[Task objective] In the listing below, how many lines contain the word "name"? Please respond with the number only.
------------------------------
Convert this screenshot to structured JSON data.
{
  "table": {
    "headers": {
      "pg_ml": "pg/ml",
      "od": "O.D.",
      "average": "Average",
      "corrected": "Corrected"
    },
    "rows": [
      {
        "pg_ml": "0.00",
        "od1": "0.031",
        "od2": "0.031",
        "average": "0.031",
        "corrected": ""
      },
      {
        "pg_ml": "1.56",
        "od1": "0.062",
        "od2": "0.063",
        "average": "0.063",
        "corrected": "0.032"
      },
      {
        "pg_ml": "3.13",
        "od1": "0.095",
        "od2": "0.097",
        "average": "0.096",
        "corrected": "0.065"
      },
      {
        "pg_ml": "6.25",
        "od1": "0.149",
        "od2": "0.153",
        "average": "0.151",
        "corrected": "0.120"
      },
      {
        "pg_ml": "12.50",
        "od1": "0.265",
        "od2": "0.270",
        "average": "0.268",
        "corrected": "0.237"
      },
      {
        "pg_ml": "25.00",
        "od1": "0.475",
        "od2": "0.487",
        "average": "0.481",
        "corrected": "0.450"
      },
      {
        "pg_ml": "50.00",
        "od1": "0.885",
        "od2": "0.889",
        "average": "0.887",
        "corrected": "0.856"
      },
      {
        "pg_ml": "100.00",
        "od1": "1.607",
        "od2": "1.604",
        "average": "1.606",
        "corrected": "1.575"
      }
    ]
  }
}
------------------------------
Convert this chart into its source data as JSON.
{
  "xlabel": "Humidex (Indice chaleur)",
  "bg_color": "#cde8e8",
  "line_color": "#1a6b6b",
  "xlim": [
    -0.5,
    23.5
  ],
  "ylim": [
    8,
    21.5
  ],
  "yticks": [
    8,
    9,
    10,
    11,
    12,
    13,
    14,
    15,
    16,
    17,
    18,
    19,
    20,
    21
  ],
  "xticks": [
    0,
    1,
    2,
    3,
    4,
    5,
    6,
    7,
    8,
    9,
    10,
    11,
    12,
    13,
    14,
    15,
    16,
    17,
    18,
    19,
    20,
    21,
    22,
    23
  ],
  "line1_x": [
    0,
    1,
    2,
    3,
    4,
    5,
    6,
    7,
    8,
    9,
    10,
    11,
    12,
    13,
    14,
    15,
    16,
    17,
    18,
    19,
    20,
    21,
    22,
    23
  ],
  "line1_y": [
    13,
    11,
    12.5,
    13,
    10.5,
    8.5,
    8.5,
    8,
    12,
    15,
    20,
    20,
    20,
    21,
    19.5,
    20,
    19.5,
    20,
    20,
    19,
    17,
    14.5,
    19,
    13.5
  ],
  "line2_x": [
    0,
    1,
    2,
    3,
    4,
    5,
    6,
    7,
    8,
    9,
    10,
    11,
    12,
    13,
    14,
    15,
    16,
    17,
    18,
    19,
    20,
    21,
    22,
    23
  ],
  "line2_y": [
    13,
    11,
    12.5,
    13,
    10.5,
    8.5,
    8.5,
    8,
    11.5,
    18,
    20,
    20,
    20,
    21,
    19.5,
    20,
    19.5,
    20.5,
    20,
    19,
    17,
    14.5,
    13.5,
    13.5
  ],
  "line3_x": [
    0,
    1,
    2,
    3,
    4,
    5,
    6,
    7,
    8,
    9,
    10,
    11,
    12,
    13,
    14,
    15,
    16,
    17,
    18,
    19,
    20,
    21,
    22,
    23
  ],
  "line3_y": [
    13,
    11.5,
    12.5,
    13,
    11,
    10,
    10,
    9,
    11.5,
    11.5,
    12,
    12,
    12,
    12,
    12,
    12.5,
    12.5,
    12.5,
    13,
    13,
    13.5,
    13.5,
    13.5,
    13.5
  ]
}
------------------------------
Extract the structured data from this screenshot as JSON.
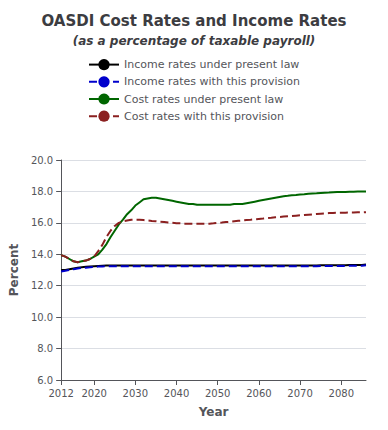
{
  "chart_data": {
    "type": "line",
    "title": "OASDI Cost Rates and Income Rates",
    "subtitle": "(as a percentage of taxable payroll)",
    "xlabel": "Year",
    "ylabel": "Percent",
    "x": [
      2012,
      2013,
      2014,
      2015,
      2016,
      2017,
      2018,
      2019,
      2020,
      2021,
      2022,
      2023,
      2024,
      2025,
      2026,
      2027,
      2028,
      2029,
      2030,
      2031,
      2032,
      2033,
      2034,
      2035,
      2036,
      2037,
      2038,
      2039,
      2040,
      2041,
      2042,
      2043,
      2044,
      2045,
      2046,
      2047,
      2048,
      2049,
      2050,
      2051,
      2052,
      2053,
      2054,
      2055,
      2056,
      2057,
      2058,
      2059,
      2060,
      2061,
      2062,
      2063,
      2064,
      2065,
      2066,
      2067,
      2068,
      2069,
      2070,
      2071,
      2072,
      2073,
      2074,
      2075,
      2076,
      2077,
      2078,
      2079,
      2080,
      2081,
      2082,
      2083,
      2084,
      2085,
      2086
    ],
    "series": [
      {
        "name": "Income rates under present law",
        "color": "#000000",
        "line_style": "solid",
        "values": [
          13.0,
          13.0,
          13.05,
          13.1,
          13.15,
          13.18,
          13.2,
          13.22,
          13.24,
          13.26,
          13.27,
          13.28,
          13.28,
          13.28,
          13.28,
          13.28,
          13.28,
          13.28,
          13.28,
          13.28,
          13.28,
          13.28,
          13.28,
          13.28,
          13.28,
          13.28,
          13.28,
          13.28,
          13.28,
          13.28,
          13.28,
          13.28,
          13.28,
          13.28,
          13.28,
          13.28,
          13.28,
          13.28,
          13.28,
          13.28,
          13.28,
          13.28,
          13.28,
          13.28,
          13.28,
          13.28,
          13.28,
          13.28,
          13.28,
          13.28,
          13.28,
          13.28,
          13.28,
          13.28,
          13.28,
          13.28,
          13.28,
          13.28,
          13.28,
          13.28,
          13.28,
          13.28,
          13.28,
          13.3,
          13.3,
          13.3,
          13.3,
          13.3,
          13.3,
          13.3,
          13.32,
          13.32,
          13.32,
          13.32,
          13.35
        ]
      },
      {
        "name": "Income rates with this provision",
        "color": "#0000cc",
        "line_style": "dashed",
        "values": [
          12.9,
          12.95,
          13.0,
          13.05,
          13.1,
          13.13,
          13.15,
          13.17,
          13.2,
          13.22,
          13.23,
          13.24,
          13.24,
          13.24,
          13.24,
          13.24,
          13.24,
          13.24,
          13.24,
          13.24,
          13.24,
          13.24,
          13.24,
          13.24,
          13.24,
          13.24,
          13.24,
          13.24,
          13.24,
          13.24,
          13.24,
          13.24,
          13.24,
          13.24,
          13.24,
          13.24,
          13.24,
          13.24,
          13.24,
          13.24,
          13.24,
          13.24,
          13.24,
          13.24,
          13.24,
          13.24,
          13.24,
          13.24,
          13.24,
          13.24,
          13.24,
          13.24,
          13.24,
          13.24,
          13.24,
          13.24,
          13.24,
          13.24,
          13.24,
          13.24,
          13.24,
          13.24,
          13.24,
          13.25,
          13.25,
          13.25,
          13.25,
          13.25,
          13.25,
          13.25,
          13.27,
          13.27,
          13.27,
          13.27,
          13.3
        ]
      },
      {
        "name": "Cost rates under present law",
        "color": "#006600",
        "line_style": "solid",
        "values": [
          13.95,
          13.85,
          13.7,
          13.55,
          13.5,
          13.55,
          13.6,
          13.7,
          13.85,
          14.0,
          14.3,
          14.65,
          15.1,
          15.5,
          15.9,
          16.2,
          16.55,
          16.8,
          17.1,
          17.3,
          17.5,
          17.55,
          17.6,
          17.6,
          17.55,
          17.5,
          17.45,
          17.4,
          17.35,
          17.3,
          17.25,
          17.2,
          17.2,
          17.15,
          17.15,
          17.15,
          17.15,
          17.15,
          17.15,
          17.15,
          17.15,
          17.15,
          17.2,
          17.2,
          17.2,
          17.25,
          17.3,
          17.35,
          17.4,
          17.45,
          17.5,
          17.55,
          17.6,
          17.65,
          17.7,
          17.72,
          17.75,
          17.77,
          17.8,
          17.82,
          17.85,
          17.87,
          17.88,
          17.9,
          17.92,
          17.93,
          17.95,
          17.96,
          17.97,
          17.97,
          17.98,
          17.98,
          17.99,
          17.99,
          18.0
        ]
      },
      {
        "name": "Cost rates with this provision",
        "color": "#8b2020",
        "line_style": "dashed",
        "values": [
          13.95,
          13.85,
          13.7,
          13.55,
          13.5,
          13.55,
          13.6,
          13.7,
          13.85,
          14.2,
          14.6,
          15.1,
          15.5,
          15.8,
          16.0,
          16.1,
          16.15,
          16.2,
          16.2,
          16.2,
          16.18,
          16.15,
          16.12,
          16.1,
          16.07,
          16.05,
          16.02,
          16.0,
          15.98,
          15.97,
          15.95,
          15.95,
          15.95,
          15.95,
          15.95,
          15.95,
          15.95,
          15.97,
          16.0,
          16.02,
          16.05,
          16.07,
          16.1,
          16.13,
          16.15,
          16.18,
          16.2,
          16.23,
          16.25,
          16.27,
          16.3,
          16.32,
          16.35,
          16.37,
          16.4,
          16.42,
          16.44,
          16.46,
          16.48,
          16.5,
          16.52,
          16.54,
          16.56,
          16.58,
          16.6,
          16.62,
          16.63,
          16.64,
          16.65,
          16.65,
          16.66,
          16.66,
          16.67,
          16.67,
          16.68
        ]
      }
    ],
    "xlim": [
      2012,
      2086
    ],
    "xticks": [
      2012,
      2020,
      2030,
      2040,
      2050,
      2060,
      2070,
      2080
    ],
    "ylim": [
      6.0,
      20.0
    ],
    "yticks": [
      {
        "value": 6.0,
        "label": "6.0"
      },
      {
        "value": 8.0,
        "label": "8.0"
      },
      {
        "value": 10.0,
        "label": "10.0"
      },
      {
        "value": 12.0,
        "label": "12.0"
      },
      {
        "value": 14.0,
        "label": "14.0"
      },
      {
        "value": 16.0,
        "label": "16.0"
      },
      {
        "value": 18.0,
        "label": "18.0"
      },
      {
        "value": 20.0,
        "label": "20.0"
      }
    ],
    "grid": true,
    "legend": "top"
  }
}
------------------------------
[Written response] 4